Passage for review
BEGIN
Lagrange Points Earth Moon System

NASA defines these areas as spots where a small body – such as a spacecraft – can stay in a consistent orbit between two very large masses, such as two planets or a planet and a large moon.

When standing above Earth and looking around, it’s pretty straightforward to locate the five points. L1 is directly in front of Earth, between the Earth and the Sun. Extrapolating along the same line, L2 is behind Earth and L3 behind the Sun.

These three locations were first computed by Leonhard Euler around the 1770s, but as the name implies, the Lagrange points were actually named after French-Italian mathematician Joseph Lagrange.

A few years after Euler, Lagrange also found two other stable locations – known as L4 and L5 – at spots that are approximately 60 degrees from both the Earth and the Sun.

Space-faring nations have already sent several telescopes to Lagrange points near Earth, because they are far from interference from Earth’s atmosphere and heat. Only L4 and L5 are stable locations, but with a little extra fuel a telescope can happily sit at any of the Lagrange points for years.

Some of the more famous Lagrange residents include the Solar and Heliospheric Observatory (SOHO) – which keeps an eye on the Sun at L1 – and the James Webb Space Telescope, which will launch to L2 around 2018.

Lagrange Points Earth Moon SystemNASA has said that it has no real use for the L3 Lagrange point near Earth, although it has been the source of some psuedo-scientific speculation throughout recent years. “It remains hidden behind the Sun at all times,” NASA wrote on its website, but added a tongue-in-cheek reference to what could be lurking there. “The idea of a hidden ‘Planet-X’ at the L3 point has been a popular topic in science fiction writing. The instability of Planet X’s orbit (on a time scale of 150 years) didn’t stop Hollywood from turning out classics like The Man From Planet X” the agency wrote.

While we most often think of the five Lagrange points located around the Earth, these points are possible between any celestial bodies that are massive enough. Jupiter, for example, has asteroids at its L4 and L5 points with the Sun. These are called Trojan asteroids.

German astronomer Max Wolf spotted the first of these asteroids in 1906. More than 100 years later, in 2012, NASA’s Wide-field Infrared Survey Explorer revealed that these bodies are mostly burgundy in colour, and reflect little sunlight.
END
Brief
In the passage on Lagrange points, who first computed the locations of L1, L2 and L3?

Data for review
BEGIN
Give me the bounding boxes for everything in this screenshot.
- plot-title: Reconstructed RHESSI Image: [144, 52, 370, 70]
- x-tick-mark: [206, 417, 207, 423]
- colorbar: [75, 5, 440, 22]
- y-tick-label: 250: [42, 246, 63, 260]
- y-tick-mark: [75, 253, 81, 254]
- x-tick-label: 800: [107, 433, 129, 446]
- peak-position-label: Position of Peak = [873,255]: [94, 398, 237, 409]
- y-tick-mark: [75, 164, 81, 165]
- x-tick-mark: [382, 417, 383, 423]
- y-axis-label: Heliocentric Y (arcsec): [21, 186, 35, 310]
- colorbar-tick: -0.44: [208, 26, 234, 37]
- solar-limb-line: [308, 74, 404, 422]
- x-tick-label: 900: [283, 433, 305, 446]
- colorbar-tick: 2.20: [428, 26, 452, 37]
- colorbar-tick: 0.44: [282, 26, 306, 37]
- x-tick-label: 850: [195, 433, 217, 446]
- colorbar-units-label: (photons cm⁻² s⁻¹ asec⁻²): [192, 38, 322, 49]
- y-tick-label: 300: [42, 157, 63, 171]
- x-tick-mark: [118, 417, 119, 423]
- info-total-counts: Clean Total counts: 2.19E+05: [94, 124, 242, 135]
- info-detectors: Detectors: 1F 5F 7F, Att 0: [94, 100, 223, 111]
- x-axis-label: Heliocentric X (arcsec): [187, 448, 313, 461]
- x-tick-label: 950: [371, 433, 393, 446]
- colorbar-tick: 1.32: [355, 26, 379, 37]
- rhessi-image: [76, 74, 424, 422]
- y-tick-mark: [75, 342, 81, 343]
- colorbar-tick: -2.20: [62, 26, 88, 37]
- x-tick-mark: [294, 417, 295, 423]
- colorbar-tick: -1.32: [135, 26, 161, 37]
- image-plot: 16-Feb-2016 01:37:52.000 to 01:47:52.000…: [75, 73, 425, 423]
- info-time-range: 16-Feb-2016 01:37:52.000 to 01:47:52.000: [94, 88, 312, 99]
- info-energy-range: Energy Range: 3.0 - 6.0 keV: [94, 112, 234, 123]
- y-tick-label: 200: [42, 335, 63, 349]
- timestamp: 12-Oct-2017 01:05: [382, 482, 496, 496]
END
Result for this exercise
Leonhard Euler